--- ŹRÓDŁO ---
^^^^

Skocz do zawartości

Projekt DOM DOPASOWANY


Recommended Posts

Napisano (edytowany)
Witam,
od niedawna myślę o budowie domu, jestem na etapie poszukiwania projektu, ostatnie wpadł mi w oko projekt domu DOM DOPASOWANY, co sądzicie o tym projekcie.
Mi spodobał się dlatego że jest nie za duży, całkiem zgrabny i jakoś mi podppasował do moich oczekiwań estetycznych (taki nieduży podmiejski domek).

Proszę o opinię na temat tego projektu, a może ktoś już go wybudował.

Proszę o pomoc, i z góry za nią dziękuję Edytowano przez Redakcja (zobacz historię edycji)
Napisano
Osobiście nie lubię wyeksponowanych garaży, ale faktycznie bryła zgrabna. Pomyśl ile będzie dzieciaczków, bo oprócz salonu na górze tylko 3 pokoje.
Napisano
Domek rzeczywiście bardzo zgrabny. Ja zrezygnowałabym tylko z uskoków w cokole, gzymsów i boni.
Jeśli ma być to domek podmiejski to garaż na 1 auto to troszkę za mało. Poza tym fukcja super. Bardzo fajnie zlokalizowana kuchnia, którą można otwierać na salon lub zupełnie wymknąć. Pomysłowo rozwiązane wejście do schowka pod schodami - idealne miejsce na spiżarnię. Brakuje mi tylko pomieszczenia na pralnio-suszarnię ale jest możliwość zrobienia jej w pomieszczeniu nr 8. Czy 3 pokoje na poddadzu to tak mało? Spokojnie starczą dla rodziny 2+3.

^^^^

--- ZEBRANY MATERIAŁ ---
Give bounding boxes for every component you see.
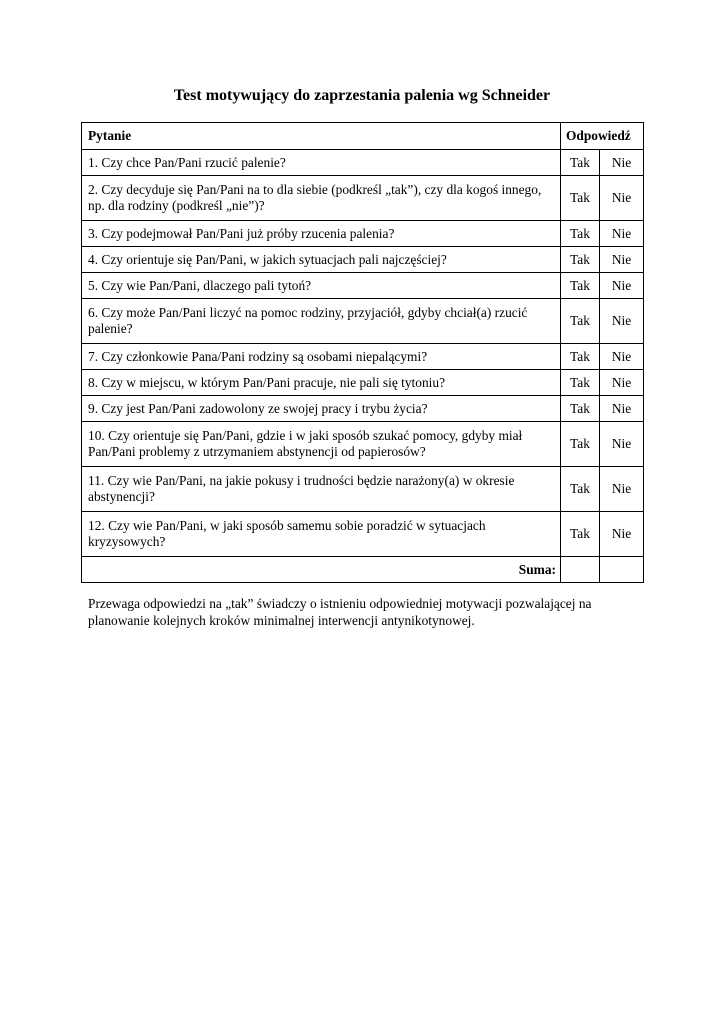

^^^^

--- CO NALEŻY ZROBIĆ ---
Przepisz dosłownie fragment dyskusji o projekcie domu od słów „Jeśli ma być” do słów „dla rodziny 2+3.” włącznie.

--- ODPOWIEDŹ PONIŻEJ ---
Jeśli ma być to domek podmiejski to garaż na 1 auto to troszkę za mało. Poza tym fukcja super. Bardzo fajnie zlokalizowana kuchnia, którą można otwierać na salon lub zupełnie wymknąć. Pomysłowo rozwiązane wejście do schowka pod schodami - idealne miejsce na spiżarnię. Brakuje mi tylko pomieszczenia na pralnio-suszarnię ale jest możliwość zrobienia jej w pomieszczeniu nr 8. Czy 3 pokoje na poddadzu to tak mało? Spokojnie starczą dla rodziny 2+3.